━━ Data shown

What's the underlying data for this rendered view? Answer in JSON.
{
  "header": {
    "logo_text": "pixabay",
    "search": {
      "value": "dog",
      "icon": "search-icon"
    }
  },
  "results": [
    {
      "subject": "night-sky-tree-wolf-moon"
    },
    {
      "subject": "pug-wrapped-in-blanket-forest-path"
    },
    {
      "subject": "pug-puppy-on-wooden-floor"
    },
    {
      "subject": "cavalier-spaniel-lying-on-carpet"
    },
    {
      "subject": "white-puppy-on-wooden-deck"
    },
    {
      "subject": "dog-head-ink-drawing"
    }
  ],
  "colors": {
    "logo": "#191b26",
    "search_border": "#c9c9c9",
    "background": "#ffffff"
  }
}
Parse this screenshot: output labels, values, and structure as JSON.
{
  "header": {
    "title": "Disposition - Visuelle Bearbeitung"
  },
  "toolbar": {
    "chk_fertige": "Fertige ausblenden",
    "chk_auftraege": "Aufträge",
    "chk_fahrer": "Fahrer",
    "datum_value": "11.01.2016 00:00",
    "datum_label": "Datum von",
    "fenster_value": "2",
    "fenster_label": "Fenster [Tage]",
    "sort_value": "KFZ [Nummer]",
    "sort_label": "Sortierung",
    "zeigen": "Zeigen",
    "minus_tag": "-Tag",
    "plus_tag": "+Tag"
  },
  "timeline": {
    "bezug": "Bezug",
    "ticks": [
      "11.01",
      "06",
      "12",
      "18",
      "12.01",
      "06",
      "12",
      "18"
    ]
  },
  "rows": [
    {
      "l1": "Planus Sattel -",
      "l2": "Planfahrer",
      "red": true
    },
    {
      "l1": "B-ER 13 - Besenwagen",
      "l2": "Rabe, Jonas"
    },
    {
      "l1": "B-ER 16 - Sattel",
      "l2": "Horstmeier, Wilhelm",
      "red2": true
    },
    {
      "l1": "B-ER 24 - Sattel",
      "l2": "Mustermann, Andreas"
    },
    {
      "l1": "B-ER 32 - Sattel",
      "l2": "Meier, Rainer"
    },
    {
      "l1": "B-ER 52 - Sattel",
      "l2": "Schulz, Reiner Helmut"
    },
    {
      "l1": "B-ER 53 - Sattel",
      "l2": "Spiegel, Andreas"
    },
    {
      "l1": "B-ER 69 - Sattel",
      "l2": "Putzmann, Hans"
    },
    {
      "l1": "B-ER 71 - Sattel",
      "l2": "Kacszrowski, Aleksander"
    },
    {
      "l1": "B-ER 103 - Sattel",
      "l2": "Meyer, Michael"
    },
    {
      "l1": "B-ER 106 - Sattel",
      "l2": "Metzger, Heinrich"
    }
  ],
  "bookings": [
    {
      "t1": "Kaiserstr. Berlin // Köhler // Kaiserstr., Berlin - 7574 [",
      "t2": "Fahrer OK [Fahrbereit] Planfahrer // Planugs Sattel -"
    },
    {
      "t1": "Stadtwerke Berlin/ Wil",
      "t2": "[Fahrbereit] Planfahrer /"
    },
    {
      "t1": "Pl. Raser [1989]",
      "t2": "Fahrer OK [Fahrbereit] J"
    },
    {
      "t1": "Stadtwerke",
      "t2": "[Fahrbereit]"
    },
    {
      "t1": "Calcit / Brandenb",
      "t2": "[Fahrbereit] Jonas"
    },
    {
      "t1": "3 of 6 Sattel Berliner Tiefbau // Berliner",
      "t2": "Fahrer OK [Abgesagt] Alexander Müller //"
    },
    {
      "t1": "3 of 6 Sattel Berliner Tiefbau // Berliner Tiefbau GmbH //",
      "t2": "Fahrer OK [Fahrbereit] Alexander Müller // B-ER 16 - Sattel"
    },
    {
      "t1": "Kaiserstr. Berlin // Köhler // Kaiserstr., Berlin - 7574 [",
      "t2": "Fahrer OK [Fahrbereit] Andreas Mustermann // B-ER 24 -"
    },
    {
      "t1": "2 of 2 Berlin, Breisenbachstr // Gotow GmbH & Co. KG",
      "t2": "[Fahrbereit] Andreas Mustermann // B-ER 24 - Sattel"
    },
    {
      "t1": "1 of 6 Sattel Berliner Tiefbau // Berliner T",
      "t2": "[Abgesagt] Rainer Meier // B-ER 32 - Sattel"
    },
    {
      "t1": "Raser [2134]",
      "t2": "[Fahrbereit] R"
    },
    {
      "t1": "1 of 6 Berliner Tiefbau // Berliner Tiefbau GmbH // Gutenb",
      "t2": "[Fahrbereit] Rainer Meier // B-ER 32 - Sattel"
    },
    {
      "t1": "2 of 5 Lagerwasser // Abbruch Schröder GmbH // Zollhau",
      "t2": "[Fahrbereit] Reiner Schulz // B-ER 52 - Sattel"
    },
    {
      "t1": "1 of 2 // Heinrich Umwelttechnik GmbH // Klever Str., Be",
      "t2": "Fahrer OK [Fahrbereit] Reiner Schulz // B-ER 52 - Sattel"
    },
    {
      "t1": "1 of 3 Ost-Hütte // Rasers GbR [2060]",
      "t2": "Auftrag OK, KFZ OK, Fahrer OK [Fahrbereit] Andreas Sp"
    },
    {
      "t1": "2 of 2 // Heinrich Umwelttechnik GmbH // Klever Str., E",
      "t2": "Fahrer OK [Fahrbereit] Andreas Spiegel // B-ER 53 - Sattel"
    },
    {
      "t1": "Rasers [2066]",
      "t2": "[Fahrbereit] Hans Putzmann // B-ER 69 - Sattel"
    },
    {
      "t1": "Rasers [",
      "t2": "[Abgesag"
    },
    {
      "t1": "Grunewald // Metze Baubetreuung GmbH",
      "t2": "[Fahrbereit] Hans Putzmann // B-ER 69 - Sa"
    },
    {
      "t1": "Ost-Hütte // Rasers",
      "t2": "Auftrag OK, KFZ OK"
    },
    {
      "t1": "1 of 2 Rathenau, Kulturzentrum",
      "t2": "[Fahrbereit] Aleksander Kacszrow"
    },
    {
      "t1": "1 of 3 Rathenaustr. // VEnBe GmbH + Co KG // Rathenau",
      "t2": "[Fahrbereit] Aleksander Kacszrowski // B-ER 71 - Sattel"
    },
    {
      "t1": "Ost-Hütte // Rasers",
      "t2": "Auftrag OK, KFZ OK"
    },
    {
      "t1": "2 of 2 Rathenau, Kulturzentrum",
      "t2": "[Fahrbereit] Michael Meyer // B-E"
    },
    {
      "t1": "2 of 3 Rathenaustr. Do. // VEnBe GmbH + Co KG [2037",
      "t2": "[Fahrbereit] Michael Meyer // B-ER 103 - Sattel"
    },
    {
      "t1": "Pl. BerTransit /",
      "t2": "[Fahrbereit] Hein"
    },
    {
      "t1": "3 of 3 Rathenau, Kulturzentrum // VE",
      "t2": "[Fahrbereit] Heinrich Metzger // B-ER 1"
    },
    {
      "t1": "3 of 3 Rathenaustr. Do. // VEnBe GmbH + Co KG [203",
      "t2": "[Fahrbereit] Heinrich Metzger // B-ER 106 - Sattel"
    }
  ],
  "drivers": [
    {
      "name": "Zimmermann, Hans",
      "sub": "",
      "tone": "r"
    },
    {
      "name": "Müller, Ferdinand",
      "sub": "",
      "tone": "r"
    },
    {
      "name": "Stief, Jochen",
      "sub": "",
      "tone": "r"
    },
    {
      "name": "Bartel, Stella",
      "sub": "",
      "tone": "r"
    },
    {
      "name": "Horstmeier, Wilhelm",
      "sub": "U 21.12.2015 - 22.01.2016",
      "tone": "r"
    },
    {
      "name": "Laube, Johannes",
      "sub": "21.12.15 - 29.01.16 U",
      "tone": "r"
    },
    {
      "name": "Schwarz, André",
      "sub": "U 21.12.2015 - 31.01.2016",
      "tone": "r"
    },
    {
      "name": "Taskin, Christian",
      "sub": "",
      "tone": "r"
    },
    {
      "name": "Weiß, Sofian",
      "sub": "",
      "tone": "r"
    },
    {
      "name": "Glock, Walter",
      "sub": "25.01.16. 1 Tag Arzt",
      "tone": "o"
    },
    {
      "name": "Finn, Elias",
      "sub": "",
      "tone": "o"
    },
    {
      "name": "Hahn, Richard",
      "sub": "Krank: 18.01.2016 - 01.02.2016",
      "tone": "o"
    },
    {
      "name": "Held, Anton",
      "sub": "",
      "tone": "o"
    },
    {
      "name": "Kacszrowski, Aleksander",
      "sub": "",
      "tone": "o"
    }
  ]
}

━━━━

**Objective:** Search the data above for lines holding "Rainer" and copy each of them.

**Full answer:**
      "l2": "Meier, Rainer"
      "t2": "[Abgesagt] Rainer Meier // B-ER 32 - Sattel"
      "t2": "[Fahrbereit] Rainer Meier // B-ER 32 - Sattel"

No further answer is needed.